> _AIM OF THE TASK_
Give back each entry unchanged, minus pictures.

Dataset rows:
....................

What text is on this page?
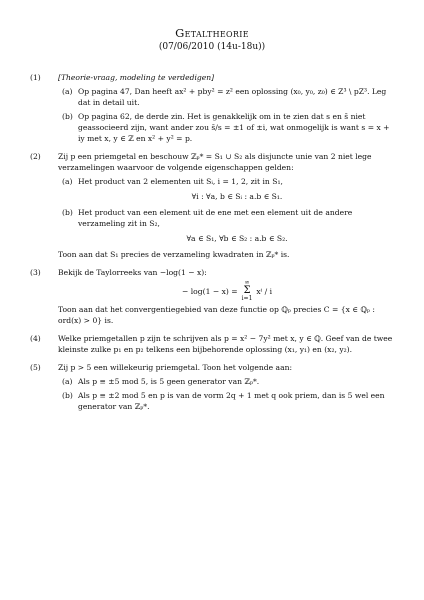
Getaltheorie
(07/06/2010 (14u-18u))
(1) [Theorie-vraag, modeling te verdedigen]
(a) Op pagina 47, Dan heeft ax² + pby² = z² een oplossing (x₀, y₀, z₀) ∈ Z³ \ pZ³. Leg dat in detail uit.
(b) Op pagina 62, de derde zin. Het is genakkelijk om in te zien dat s en s̄ niet geassocieerd zijn, want ander zou s̄/s = ±1 of ±i, wat onmogelijk is want s = x + iy met x, y ∈ ℤ en x² + y² = p.
(2) Zij p een priemgetal en beschouw ℤₚ* = S₁ ∪ S₂ als disjuncte unie van 2 niet lege verzamelingen waarvoor de volgende eigenschappen gelden:
(a) Het product van 2 elementen uit Sᵢ, i = 1, 2, zit in S₁,
∀i : ∀a, b ∈ Sᵢ : a.b ∈ S₁.
(b) Het product van een element uit de ene met een element uit de andere verzameling zit in S₂,
∀a ∈ S₁, ∀b ∈ S₂ : a.b ∈ S₂.
Toon aan dat S₁ precies de verzameling kwadraten in ℤₚ* is.
(3) Bekijk de Taylorreeks van −log(1 − x):
− log(1 − x) =
∞
Σ
i=1
xⁱ / i
Toon aan dat het convergentiegebied van deze functie op ℚₚ precies C = {x ∈ ℚₚ : ord(x) > 0} is.
(4) Welke priemgetallen p zijn te schrijven als p = x² − 7y² met x, y ∈ ℚ. Geef van de twee kleinste zulke p₁ en p₂ telkens een bijbehorende oplossing (x₁, y₁) en (x₂, y₂).
(5) Zij p > 5 een willekeurig priemgetal. Toon het volgende aan:
(a) Als p ≡ ±5 mod 5, is 5 geen generator van ℤₚ*.
(b) Als p ≡ ±2 mod 5 en p is van de vorm 2q + 1 met q ook priem, dan is 5 wel een generator van ℤₚ*.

....................

> _ANSWER_
What text is on this page?
Getaltheorie
(07/06/2010 (14u-18u))
(1) [Theorie-vraag, modeling te verdedigen]
(a) Op pagina 47, Dan heeft ax² + pby² = z² een oplossing (x₀, y₀, z₀) ∈ Z³ \ pZ³. Leg dat in detail uit.
(b) Op pagina 62, de derde zin. Het is genakkelijk om in te zien dat s en s̄ niet geassocieerd zijn, want ander zou s̄/s = ±1 of ±i, wat onmogelijk is want s = x + iy met x, y ∈ ℤ en x² + y² = p.
(2) Zij p een priemgetal en beschouw ℤₚ* = S₁ ∪ S₂ als disjuncte unie van 2 niet lege verzamelingen waarvoor de volgende eigenschappen gelden:
(a) Het product van 2 elementen uit Sᵢ, i = 1, 2, zit in S₁,
∀i : ∀a, b ∈ Sᵢ : a.b ∈ S₁.
(b) Het product van een element uit de ene met een element uit de andere verzameling zit in S₂,
∀a ∈ S₁, ∀b ∈ S₂ : a.b ∈ S₂.
Toon aan dat S₁ precies de verzameling kwadraten in ℤₚ* is.
(3) Bekijk de Taylorreeks van −log(1 − x):
− log(1 − x) =
∞
Σ
i=1
xⁱ / i
Toon aan dat het convergentiegebied van deze functie op ℚₚ precies C = {x ∈ ℚₚ : ord(x) > 0} is.
(4) Welke priemgetallen p zijn te schrijven als p = x² − 7y² met x, y ∈ ℚ. Geef van de twee kleinste zulke p₁ en p₂ telkens een bijbehorende oplossing (x₁, y₁) en (x₂, y₂).
(5) Zij p > 5 een willekeurig priemgetal. Toon het volgende aan:
(a) Als p ≡ ±5 mod 5, is 5 geen generator van ℤₚ*.
(b) Als p ≡ ±2 mod 5 en p is van de vorm 2q + 1 met q ook priem, dan is 5 wel een generator van ℤₚ*.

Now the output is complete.